Report back each line of the records that contains the string "Average".

--------

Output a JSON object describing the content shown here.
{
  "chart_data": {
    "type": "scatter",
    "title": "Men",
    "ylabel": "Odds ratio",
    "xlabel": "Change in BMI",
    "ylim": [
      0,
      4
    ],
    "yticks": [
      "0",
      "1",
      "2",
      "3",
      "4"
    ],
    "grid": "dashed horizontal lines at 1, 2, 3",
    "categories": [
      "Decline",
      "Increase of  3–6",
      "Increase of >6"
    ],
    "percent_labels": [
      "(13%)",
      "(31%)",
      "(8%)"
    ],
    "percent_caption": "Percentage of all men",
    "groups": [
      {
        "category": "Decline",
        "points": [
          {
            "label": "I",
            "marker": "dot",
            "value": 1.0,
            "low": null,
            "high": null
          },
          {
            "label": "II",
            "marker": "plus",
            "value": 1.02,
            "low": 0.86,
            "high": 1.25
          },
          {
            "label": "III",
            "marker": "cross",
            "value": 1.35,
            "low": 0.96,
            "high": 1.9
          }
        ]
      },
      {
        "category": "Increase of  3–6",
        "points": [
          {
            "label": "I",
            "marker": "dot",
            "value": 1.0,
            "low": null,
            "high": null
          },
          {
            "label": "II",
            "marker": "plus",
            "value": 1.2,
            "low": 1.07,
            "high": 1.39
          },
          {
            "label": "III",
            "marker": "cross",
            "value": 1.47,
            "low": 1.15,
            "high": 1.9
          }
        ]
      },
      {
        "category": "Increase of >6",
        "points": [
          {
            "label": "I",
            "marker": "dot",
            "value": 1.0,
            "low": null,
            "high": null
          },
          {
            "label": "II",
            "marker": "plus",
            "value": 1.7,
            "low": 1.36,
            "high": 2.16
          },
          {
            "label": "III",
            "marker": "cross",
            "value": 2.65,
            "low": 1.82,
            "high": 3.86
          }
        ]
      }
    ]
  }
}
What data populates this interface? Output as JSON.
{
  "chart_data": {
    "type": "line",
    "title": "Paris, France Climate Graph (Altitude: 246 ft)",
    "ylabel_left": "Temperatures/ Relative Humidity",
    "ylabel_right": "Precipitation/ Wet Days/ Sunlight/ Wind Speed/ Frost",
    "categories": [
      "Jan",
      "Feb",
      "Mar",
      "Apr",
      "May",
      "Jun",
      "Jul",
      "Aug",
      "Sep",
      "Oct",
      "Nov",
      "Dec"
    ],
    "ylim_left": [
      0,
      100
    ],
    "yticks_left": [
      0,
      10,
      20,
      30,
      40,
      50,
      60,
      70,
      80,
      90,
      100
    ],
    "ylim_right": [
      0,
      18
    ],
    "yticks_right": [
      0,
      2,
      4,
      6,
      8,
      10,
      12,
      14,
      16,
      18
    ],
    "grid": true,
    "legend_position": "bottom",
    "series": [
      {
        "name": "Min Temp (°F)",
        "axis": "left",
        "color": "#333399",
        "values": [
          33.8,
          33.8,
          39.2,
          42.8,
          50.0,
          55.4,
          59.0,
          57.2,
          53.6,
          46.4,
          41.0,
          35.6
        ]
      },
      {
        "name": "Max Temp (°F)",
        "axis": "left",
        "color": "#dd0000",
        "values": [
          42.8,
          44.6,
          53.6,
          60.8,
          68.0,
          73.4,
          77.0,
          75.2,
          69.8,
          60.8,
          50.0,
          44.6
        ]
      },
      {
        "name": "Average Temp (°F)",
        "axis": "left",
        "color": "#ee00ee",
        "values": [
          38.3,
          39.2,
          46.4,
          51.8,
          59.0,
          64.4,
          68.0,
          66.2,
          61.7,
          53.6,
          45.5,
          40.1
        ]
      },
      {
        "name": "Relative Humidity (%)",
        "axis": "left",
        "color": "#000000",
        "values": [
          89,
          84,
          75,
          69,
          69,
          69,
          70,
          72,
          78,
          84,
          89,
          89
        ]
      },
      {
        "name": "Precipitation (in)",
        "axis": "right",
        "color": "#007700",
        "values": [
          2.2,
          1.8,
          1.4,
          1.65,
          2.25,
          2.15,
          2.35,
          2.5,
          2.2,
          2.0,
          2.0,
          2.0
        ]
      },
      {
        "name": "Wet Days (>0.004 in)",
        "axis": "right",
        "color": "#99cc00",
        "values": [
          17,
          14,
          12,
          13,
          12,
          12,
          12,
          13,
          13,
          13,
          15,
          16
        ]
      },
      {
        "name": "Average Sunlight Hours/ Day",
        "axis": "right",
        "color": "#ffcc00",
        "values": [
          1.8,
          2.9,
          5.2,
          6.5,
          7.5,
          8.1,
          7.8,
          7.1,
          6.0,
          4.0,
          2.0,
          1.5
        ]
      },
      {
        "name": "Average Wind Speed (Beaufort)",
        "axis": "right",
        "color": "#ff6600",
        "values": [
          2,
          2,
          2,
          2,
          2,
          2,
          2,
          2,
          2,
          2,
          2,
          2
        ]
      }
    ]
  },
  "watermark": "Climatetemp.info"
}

--------

[Solution for this problem]:
        "name": "Average Temp (°F)",
        "name": "Average Sunlight Hours/ Day",
        "name": "Average Wind Speed (Beaufort)",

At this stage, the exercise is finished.